Prosiga el artículo sobre el crecimiento del padrón electoral en Centroamérica a partir de su última oración.

> _Artículo_

########################################

Los progresos: una mayor y mejor participación política y electoral, hacia una representación más plural

En 30 años, a mediados de la década de 1980 y los comicios del 2011-2014, el cuerpo electoral centroamericano se había ampliado, de hecho se duplicó con holgura. De más de 12 millones de inscritos, pasó a 27 millones (cuadro 1).2

Sin duda, el impulso mayor del crecimiento de los censos electorales proviene de la transición demográfica. A pesar del descenso de la tasa de fecundidad latinoamericana (de 5.9 hijos por mujer en el quinquenio 1960-1965 a 2.3 para el periodo 2005-2010; América Central como el resto del continente tiene un continuo aumento de población. Cada proceso electoral incorpora un significativo grupo de jóvenes que participan por primera vez. En El Salvador, en la votación presidencial del 2014, el segmento de 18 a 23 años compuso el 15.1% del padrón (una cifra alta pero subestimada, pues ese estrato representa el 19% de la población, por las dificultades de la depuración de los listados electorales). La llegada masiva de jóvenes modifica también el perfil del censo, que refleja la nueva realidad demográfica, de países más urbanos y educados.

Falta por indagar sobre los impactos que provocan los incrementos tan acelerados del padrón en la política centroamericana: en los modos en que se relacionan los candidatos, los partidos y los ciudadanos, en los estilos de campaña, en la naturaleza de las ofertas, etcétera. Sin ánimo exhaustivo, es probable que el recurso cada vez más frecuente de los partidos a los medios de comunicación en las campañas responda a la tendencia global de fondo (Sartori, 1999), y a la imposibilidad de llegar al electorado con las viejas técnicas y tácticas adaptadas a poblaciones reducidas, impregnadas de lazos de socialización tradicional y comunitaria. Es igualmente probable que los remezones en los sistemas de partidos se asocien con la acelerada renovación del cuerpo electoral, pues importantes segmentos juveniles no se identifican con los partidos tradicionales y se abren a nuevas fórmulas. Por ejemplo, el nacimiento del Partido Anticorrupción (PAC) en la presidencial del 2013 en Honduras llevó una nítida marca juvenil (Romero Ballivián, 2014: 68). Asimismo, la merma de la participación puede vincularse con estos cambios, pues los jóvenes asisten a las urnas menos que el promedio.

########################################

> _Bloque de datos_
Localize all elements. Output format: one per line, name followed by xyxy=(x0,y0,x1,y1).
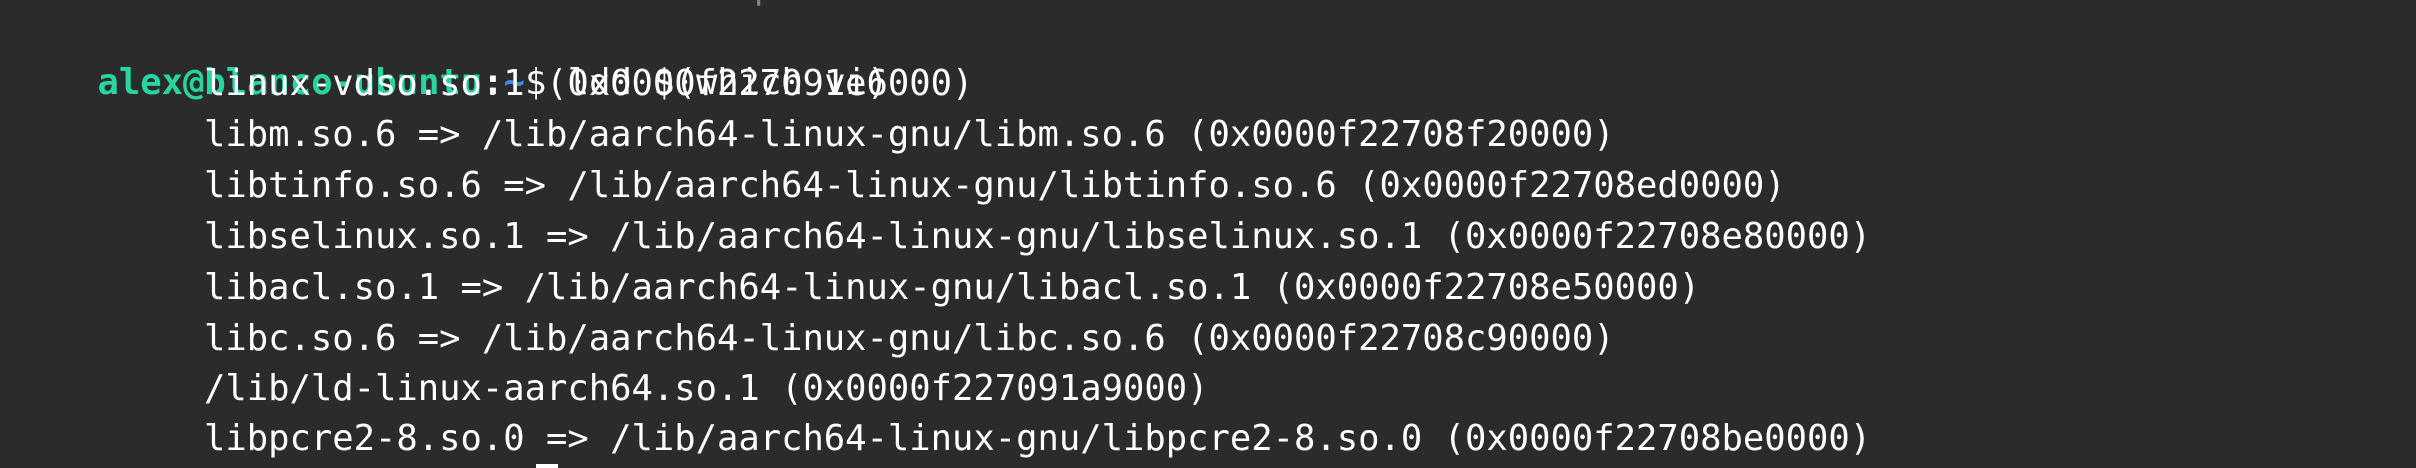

########################################

> _Resultado del ejercicio_
Hay más que un aumento en las cifras debido a la transición demográfica. Con el retorno a la democracia, los Estados Centroamericanos hicieron un esfuerzo serio, en la mayoría de los casos el primero en su historia, para convertir el derecho teórico al sufragio universal en una realidad concreta, con políticas de Estado para documentar a la población, con la consecuente ampliación de los censos electorales y la aproximación de la población en edad de votar a la que está efectivamente documentada y registrada. Las cifras demuestran el avance.

El derecho político a la participación y los mecanismos efectivos para ejercerlo progresaron. Se redujo la edad mínima para ejercer el derecho al voto de 21 a 18 años. Nicaragua la redujo hasta los 16 en el contexto de la guerra civil (1983), en la cual miles de combatientes eran adolescentes.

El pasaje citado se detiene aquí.